--- start of Data records ---

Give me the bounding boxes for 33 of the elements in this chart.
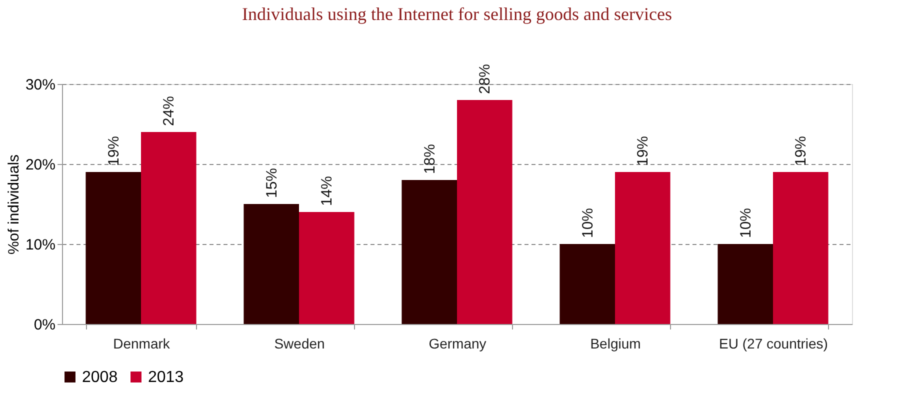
bar [718, 244, 773, 324]
x-tick-label: Sweden [274, 336, 325, 352]
bar [457, 100, 512, 324]
x-tick-label: EU (27 countries) [719, 336, 828, 352]
data-label: 19% [634, 136, 652, 166]
y-tick-label: 20% [25, 156, 56, 174]
data-label: 24% [160, 96, 178, 126]
x-tick-label: Denmark [113, 336, 171, 352]
data-label: 28% [476, 64, 494, 94]
data-label: 15% [263, 168, 280, 198]
data-label: 14% [318, 176, 336, 206]
bar [244, 204, 299, 324]
data-label: 10% [737, 208, 754, 238]
data-label: 19% [105, 136, 122, 166]
y-axis-title: %of individuals [5, 154, 22, 255]
data-label: 10% [579, 208, 596, 238]
bar [141, 132, 196, 324]
data-label: 19% [792, 136, 810, 166]
bar [86, 172, 141, 324]
bar [402, 180, 457, 324]
legend-label: 2013 [148, 369, 184, 386]
x-tick-label: Germany [428, 336, 486, 352]
legend-label: 2008 [82, 369, 118, 386]
bar [299, 212, 354, 324]
y-tick-label: 30% [25, 76, 56, 94]
bar [773, 172, 828, 324]
y-tick-label: 10% [25, 236, 56, 254]
x-tick-label: Belgium [590, 336, 641, 352]
bar [560, 244, 615, 324]
bar [615, 172, 670, 324]
y-tick-label: 0% [34, 316, 56, 334]
chart-title: Individuals using the Internet for selling goods and services [242, 4, 672, 24]
data-label: 18% [421, 144, 438, 174]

--- end of Data records ---

Exercise
Transcribe all of the lines above without any changes, omitting the picture from your answer.

Final result
Give me the bounding boxes for 33 of the elements in this chart.
bar [718, 244, 773, 324]
x-tick-label: Sweden [274, 336, 325, 352]
bar [457, 100, 512, 324]
x-tick-label: EU (27 countries) [719, 336, 828, 352]
data-label: 19% [634, 136, 652, 166]
y-tick-label: 20% [25, 156, 56, 174]
data-label: 24% [160, 96, 178, 126]
x-tick-label: Denmark [113, 336, 171, 352]
data-label: 28% [476, 64, 494, 94]
data-label: 15% [263, 168, 280, 198]
data-label: 14% [318, 176, 336, 206]
bar [244, 204, 299, 324]
data-label: 10% [737, 208, 754, 238]
data-label: 19% [105, 136, 122, 166]
y-axis-title: %of individuals [5, 154, 22, 255]
data-label: 10% [579, 208, 596, 238]
bar [141, 132, 196, 324]
data-label: 19% [792, 136, 810, 166]
bar [86, 172, 141, 324]
bar [402, 180, 457, 324]
legend-label: 2013 [148, 369, 184, 386]
x-tick-label: Germany [428, 336, 486, 352]
legend-label: 2008 [82, 369, 118, 386]
bar [299, 212, 354, 324]
y-tick-label: 30% [25, 76, 56, 94]
bar [773, 172, 828, 324]
y-tick-label: 10% [25, 236, 56, 254]
x-tick-label: Belgium [590, 336, 641, 352]
bar [560, 244, 615, 324]
bar [615, 172, 670, 324]
y-tick-label: 0% [34, 316, 56, 334]
chart-title: Individuals using the Internet for selling goods and services [242, 4, 672, 24]
data-label: 18% [421, 144, 438, 174]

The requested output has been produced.